**Task to complete:** Wherever the word "name" shows up in a line, please copy that line.

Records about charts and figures
════════════════════

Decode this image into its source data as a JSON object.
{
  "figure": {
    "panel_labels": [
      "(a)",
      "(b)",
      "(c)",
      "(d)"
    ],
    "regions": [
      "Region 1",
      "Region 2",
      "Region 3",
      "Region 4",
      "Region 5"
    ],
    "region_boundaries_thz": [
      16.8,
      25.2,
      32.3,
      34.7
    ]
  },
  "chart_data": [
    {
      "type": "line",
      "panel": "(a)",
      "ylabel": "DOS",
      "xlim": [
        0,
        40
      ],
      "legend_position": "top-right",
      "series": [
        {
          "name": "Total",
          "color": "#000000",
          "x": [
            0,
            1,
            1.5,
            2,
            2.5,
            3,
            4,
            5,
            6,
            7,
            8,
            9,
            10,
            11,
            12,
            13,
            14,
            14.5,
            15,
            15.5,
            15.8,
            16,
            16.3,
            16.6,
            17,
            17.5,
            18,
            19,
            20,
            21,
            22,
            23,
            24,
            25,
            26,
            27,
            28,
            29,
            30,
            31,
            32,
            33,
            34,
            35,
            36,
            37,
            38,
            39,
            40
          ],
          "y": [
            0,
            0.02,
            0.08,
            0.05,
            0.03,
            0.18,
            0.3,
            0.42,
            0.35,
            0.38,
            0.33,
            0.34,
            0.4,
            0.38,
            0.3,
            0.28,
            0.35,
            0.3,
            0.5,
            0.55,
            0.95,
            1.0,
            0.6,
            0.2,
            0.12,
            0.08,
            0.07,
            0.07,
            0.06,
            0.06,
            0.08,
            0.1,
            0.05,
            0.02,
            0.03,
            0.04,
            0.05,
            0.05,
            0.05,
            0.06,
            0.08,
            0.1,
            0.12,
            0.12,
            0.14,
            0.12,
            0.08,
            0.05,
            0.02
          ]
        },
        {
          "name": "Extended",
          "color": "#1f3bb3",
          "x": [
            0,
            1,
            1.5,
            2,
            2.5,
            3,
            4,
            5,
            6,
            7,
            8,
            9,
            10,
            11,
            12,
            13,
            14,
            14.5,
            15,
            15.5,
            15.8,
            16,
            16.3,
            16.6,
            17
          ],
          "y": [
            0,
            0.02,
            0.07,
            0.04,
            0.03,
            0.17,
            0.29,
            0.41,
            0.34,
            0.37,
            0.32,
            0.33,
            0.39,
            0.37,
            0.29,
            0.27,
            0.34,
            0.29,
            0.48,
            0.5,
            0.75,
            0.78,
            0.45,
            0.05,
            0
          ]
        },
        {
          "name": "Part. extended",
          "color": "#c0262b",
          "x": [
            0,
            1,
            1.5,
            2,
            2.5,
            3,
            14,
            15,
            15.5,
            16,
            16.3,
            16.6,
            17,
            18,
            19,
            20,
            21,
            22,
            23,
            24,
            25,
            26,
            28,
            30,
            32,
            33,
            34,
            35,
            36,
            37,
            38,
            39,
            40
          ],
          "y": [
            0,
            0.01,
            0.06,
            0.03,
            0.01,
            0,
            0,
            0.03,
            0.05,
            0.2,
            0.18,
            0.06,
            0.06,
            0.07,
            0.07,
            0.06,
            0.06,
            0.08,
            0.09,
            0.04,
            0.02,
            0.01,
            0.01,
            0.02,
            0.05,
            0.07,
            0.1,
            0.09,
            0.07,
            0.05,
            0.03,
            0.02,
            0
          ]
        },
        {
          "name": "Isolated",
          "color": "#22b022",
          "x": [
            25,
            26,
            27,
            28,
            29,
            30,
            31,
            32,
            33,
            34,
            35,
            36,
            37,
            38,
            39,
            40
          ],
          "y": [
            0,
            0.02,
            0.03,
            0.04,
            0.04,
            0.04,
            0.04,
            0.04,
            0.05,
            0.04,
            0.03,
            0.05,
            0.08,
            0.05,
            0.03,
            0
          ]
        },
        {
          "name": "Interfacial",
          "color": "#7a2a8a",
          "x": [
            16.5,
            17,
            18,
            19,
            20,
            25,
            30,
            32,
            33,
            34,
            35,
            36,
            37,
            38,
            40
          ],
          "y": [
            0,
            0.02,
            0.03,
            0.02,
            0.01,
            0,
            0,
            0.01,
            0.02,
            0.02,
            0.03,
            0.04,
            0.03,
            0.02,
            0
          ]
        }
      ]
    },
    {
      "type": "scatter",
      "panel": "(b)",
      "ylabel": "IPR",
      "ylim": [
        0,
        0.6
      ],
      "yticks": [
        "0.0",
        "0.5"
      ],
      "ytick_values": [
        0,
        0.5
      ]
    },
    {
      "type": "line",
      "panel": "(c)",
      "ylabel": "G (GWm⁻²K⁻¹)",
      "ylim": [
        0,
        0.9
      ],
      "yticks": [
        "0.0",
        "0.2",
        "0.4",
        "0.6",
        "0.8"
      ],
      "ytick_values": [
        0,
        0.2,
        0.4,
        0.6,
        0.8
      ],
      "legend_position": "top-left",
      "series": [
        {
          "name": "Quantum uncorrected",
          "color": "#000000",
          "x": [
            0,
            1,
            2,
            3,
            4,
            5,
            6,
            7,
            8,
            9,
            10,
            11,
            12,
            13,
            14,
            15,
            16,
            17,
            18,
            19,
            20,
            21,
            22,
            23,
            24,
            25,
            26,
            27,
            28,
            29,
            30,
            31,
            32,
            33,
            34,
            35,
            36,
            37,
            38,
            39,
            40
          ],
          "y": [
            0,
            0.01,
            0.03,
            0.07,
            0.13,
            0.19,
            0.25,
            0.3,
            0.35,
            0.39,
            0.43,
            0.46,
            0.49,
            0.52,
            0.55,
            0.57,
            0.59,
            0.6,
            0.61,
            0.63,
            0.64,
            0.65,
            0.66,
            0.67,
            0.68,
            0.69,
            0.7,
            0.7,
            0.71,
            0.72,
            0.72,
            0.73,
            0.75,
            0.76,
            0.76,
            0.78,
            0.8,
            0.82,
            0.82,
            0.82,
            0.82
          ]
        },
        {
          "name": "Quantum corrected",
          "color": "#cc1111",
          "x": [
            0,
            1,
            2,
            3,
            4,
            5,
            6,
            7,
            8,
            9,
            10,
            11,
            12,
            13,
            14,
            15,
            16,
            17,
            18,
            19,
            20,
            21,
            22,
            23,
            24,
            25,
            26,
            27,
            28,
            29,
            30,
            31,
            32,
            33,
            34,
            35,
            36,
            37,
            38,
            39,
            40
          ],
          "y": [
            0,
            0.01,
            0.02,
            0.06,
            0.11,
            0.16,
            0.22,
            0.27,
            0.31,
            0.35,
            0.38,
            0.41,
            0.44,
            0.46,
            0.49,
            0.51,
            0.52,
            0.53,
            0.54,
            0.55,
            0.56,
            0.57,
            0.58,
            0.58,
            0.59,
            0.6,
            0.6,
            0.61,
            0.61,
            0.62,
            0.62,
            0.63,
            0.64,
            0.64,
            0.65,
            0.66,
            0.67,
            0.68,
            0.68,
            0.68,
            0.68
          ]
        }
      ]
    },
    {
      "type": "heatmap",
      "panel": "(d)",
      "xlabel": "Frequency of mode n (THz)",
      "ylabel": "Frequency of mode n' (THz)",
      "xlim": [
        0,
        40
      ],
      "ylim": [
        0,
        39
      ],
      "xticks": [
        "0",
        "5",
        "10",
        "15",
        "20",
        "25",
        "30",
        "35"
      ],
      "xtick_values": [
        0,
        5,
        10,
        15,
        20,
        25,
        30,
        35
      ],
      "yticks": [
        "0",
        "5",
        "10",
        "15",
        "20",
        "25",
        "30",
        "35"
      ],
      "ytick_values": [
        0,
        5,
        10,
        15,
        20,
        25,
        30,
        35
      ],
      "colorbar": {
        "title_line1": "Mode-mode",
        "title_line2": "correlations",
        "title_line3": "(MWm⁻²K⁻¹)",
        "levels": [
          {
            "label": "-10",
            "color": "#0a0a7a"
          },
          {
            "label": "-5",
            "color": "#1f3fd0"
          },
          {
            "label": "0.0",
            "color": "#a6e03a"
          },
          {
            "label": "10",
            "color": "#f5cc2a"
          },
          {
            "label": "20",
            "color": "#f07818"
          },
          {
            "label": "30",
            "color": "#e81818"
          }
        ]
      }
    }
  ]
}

════════════════════

**Answer to the problem:**
          "name": "Total",
          "name": "Extended",
          "name": "Part. extended",
          "name": "Isolated",
          "name": "Interfacial",
          "name": "Quantum uncorrected",
          "name": "Quantum corrected",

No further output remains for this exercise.